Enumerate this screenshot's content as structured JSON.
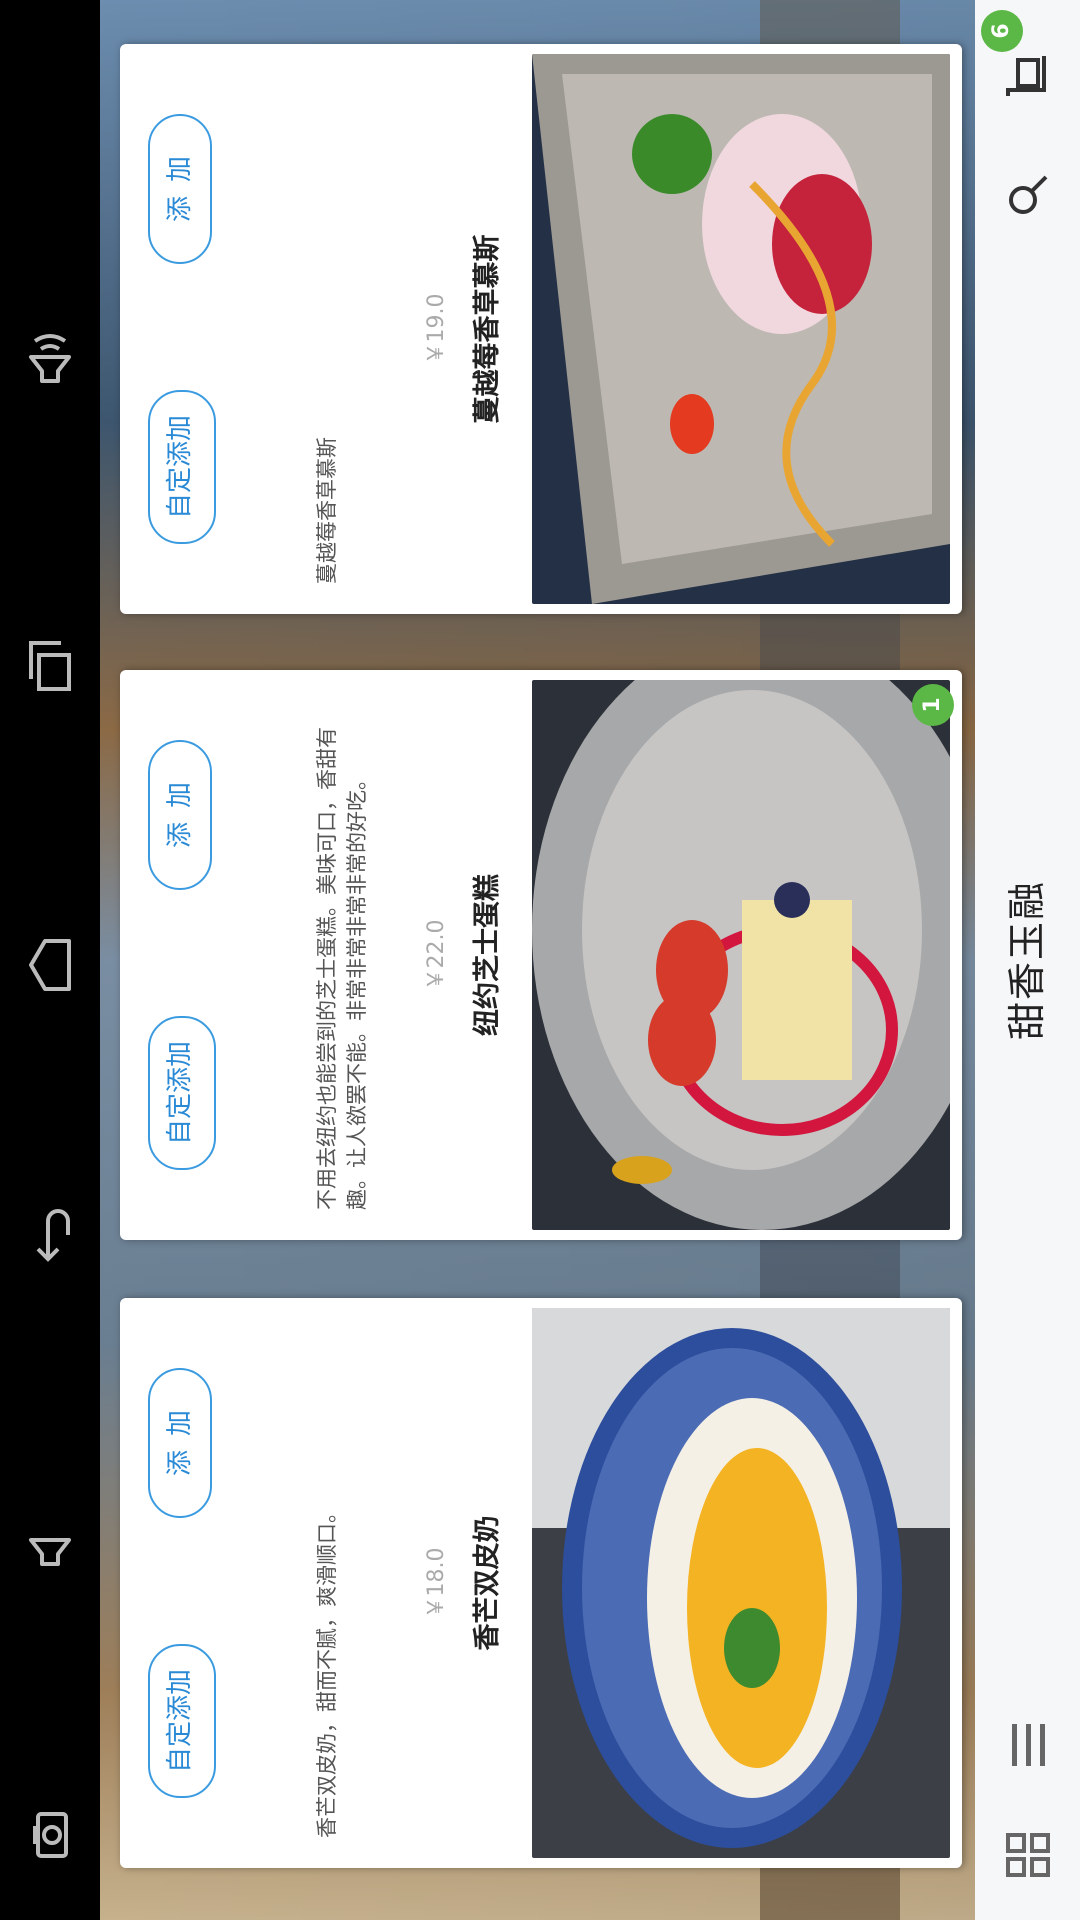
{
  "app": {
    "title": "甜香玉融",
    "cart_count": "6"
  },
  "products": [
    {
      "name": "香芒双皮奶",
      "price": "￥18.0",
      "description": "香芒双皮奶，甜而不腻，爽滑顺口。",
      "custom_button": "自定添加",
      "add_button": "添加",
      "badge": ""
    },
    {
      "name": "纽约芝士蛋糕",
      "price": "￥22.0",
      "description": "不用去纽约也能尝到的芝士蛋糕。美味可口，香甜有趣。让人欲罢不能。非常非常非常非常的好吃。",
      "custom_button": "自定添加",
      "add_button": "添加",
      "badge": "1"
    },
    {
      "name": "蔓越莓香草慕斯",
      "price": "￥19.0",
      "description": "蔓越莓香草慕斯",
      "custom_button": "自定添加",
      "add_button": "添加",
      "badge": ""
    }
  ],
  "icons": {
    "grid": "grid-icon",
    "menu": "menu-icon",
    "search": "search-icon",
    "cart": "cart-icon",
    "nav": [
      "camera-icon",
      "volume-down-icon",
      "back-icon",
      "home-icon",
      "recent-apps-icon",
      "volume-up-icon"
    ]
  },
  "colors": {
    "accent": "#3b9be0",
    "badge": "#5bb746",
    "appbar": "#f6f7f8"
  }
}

-- -- --

Written exercise:
Repeat the data exactly, without the pictures.

Result for this exercise:
Enumerate this screenshot's content as structured JSON.
{
  "app": {
    "title": "甜香玉融",
    "cart_count": "6"
  },
  "products": [
    {
      "name": "香芒双皮奶",
      "price": "￥18.0",
      "description": "香芒双皮奶，甜而不腻，爽滑顺口。",
      "custom_button": "自定添加",
      "add_button": "添加",
      "badge": ""
    },
    {
      "name": "纽约芝士蛋糕",
      "price": "￥22.0",
      "description": "不用去纽约也能尝到的芝士蛋糕。美味可口，香甜有趣。让人欲罢不能。非常非常非常非常的好吃。",
      "custom_button": "自定添加",
      "add_button": "添加",
      "badge": "1"
    },
    {
      "name": "蔓越莓香草慕斯",
      "price": "￥19.0",
      "description": "蔓越莓香草慕斯",
      "custom_button": "自定添加",
      "add_button": "添加",
      "badge": ""
    }
  ],
  "icons": {
    "grid": "grid-icon",
    "menu": "menu-icon",
    "search": "search-icon",
    "cart": "cart-icon",
    "nav": [
      "camera-icon",
      "volume-down-icon",
      "back-icon",
      "home-icon",
      "recent-apps-icon",
      "volume-up-icon"
    ]
  },
  "colors": {
    "accent": "#3b9be0",
    "badge": "#5bb746",
    "appbar": "#f6f7f8"
  }
}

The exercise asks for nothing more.